Exercise
Some lines in the records below may hold the word "potatoes"; give the number of those lines and nothing else.

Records
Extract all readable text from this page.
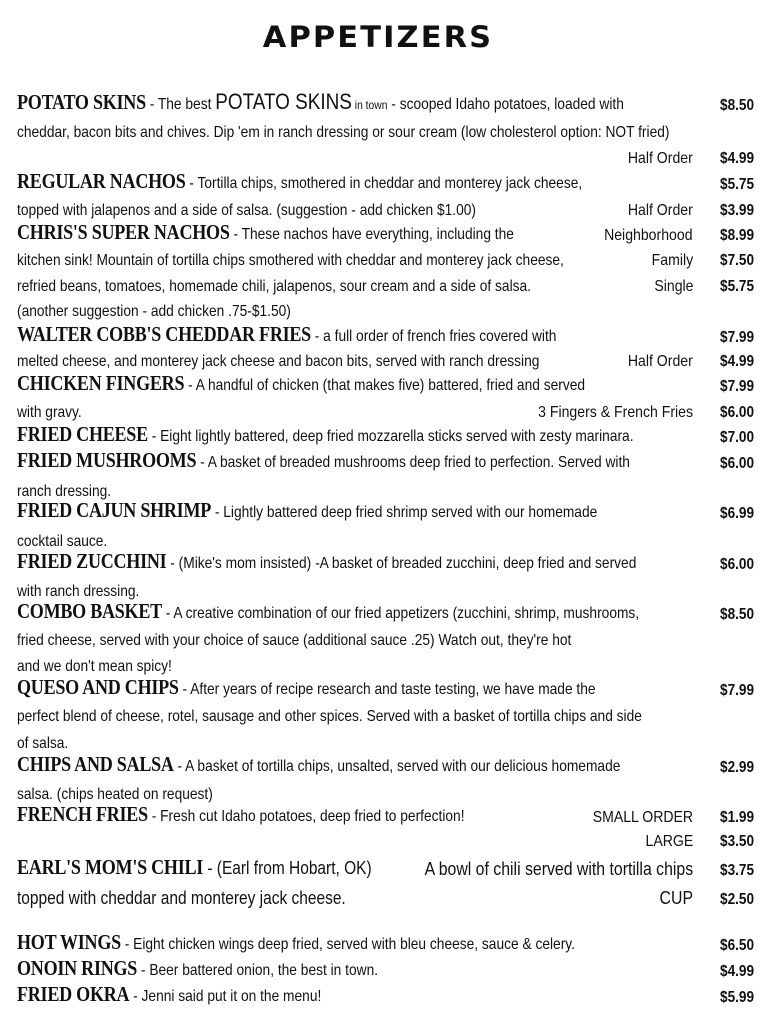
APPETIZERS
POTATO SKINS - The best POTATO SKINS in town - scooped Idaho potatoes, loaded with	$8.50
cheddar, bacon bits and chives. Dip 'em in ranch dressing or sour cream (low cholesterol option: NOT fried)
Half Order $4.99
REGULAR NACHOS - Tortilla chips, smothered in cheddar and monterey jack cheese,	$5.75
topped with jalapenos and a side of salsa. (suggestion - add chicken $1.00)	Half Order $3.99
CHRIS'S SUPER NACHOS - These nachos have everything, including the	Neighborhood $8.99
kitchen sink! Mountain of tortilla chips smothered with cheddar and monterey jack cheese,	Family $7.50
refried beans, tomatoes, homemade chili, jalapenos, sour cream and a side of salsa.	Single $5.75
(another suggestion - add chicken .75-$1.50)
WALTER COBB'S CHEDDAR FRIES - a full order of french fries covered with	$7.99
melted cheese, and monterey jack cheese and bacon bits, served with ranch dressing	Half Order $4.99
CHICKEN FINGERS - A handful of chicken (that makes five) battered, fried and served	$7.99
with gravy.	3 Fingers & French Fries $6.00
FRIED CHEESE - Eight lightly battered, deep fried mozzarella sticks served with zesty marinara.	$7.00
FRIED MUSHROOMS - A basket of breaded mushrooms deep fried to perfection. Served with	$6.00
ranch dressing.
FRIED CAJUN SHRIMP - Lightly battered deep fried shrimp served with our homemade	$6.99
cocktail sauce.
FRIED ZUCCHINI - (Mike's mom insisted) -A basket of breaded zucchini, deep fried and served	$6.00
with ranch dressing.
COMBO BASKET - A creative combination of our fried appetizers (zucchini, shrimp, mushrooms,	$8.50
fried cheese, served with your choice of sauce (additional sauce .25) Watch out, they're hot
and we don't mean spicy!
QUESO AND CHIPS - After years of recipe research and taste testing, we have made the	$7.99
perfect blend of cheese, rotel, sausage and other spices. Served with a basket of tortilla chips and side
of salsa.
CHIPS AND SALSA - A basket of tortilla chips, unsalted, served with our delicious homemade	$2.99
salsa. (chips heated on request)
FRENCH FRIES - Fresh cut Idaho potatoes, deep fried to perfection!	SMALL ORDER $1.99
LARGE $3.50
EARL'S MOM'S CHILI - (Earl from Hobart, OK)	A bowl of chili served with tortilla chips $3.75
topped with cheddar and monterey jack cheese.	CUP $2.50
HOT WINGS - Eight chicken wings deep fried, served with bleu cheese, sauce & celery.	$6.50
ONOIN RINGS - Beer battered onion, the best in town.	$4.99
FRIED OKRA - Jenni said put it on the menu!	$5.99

Exercise answer
2